═════ Extracted records
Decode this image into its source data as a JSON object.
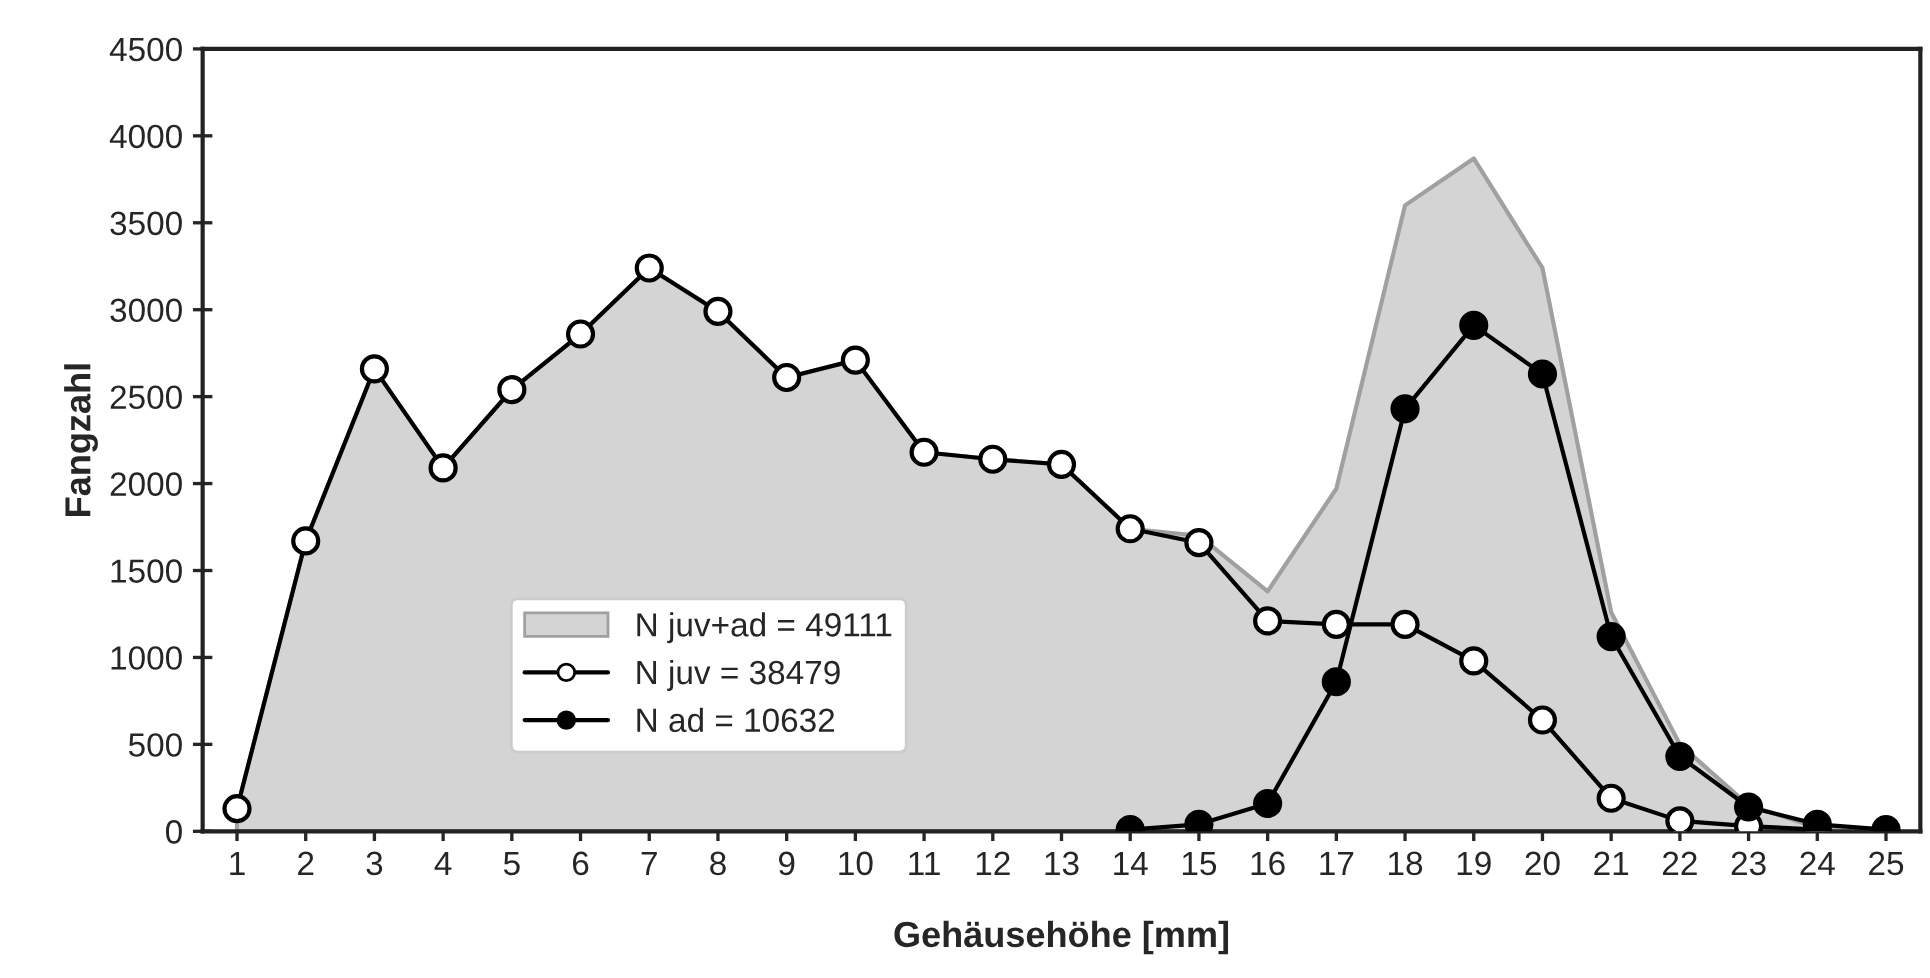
{
  "chart_data": {
    "type": "line",
    "xlabel": "Gehäusehöhe [mm]",
    "ylabel": "Fangzahl",
    "categories": [
      "1",
      "2",
      "3",
      "4",
      "5",
      "6",
      "7",
      "8",
      "9",
      "10",
      "11",
      "12",
      "13",
      "14",
      "15",
      "16",
      "17",
      "18",
      "19",
      "20",
      "21",
      "22",
      "23",
      "24",
      "25"
    ],
    "ylim": [
      0,
      4500
    ],
    "yticks": [
      0,
      500,
      1000,
      1500,
      2000,
      2500,
      3000,
      3500,
      4000,
      4500
    ],
    "grid": false,
    "legend": "left",
    "series": [
      {
        "name": "N juv+ad = 49111",
        "type": "area",
        "color": "#d4d4d4",
        "marker": "none",
        "values": [
          130,
          1670,
          2660,
          2090,
          2540,
          2860,
          3240,
          2990,
          2610,
          2710,
          2180,
          2140,
          2110,
          1740,
          1700,
          1380,
          1970,
          3600,
          3870,
          3240,
          1260,
          500,
          150,
          20,
          0
        ]
      },
      {
        "name": "N juv = 38479",
        "color": "#000000",
        "marker": "circle",
        "colors": [
          "#ffffff",
          "#ffffff",
          "#ffffff",
          "#ffffff",
          "#ffffff",
          "#ffffff",
          "#ffffff",
          "#ffffff",
          "#ffffff",
          "#ffffff",
          "#ffffff",
          "#ffffff",
          "#ffffff",
          "#ffffff",
          "#ffffff",
          "#ffffff",
          "#ffffff",
          "#ffffff",
          "#ffffff",
          "#ffffff",
          "#ffffff",
          "#ffffff",
          "#ffffff",
          "#ffffff",
          null
        ],
        "values": [
          130,
          1670,
          2660,
          2090,
          2540,
          2860,
          3240,
          2990,
          2610,
          2710,
          2180,
          2140,
          2110,
          1740,
          1660,
          1210,
          1190,
          1190,
          980,
          640,
          190,
          60,
          30,
          10,
          null
        ]
      },
      {
        "name": "N ad = 10632",
        "color": "#000000",
        "marker": "circle",
        "values": [
          null,
          null,
          null,
          null,
          null,
          null,
          null,
          null,
          null,
          null,
          null,
          null,
          null,
          10,
          40,
          160,
          860,
          2430,
          2910,
          2630,
          1120,
          430,
          140,
          40,
          10
        ]
      }
    ]
  }
}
══════════
### Exercise objective
The listing above must be printed again exactly, minus its pictures.

### Final result
Decode this image into its source data as a JSON object.
{
  "chart_data": {
    "type": "line",
    "xlabel": "Gehäusehöhe [mm]",
    "ylabel": "Fangzahl",
    "categories": [
      "1",
      "2",
      "3",
      "4",
      "5",
      "6",
      "7",
      "8",
      "9",
      "10",
      "11",
      "12",
      "13",
      "14",
      "15",
      "16",
      "17",
      "18",
      "19",
      "20",
      "21",
      "22",
      "23",
      "24",
      "25"
    ],
    "ylim": [
      0,
      4500
    ],
    "yticks": [
      0,
      500,
      1000,
      1500,
      2000,
      2500,
      3000,
      3500,
      4000,
      4500
    ],
    "grid": false,
    "legend": "left",
    "series": [
      {
        "name": "N juv+ad = 49111",
        "type": "area",
        "color": "#d4d4d4",
        "marker": "none",
        "values": [
          130,
          1670,
          2660,
          2090,
          2540,
          2860,
          3240,
          2990,
          2610,
          2710,
          2180,
          2140,
          2110,
          1740,
          1700,
          1380,
          1970,
          3600,
          3870,
          3240,
          1260,
          500,
          150,
          20,
          0
        ]
      },
      {
        "name": "N juv = 38479",
        "color": "#000000",
        "marker": "circle",
        "colors": [
          "#ffffff",
          "#ffffff",
          "#ffffff",
          "#ffffff",
          "#ffffff",
          "#ffffff",
          "#ffffff",
          "#ffffff",
          "#ffffff",
          "#ffffff",
          "#ffffff",
          "#ffffff",
          "#ffffff",
          "#ffffff",
          "#ffffff",
          "#ffffff",
          "#ffffff",
          "#ffffff",
          "#ffffff",
          "#ffffff",
          "#ffffff",
          "#ffffff",
          "#ffffff",
          "#ffffff",
          null
        ],
        "values": [
          130,
          1670,
          2660,
          2090,
          2540,
          2860,
          3240,
          2990,
          2610,
          2710,
          2180,
          2140,
          2110,
          1740,
          1660,
          1210,
          1190,
          1190,
          980,
          640,
          190,
          60,
          30,
          10,
          null
        ]
      },
      {
        "name": "N ad = 10632",
        "color": "#000000",
        "marker": "circle",
        "values": [
          null,
          null,
          null,
          null,
          null,
          null,
          null,
          null,
          null,
          null,
          null,
          null,
          null,
          10,
          40,
          160,
          860,
          2430,
          2910,
          2630,
          1120,
          430,
          140,
          40,
          10
        ]
      }
    ]
  }
}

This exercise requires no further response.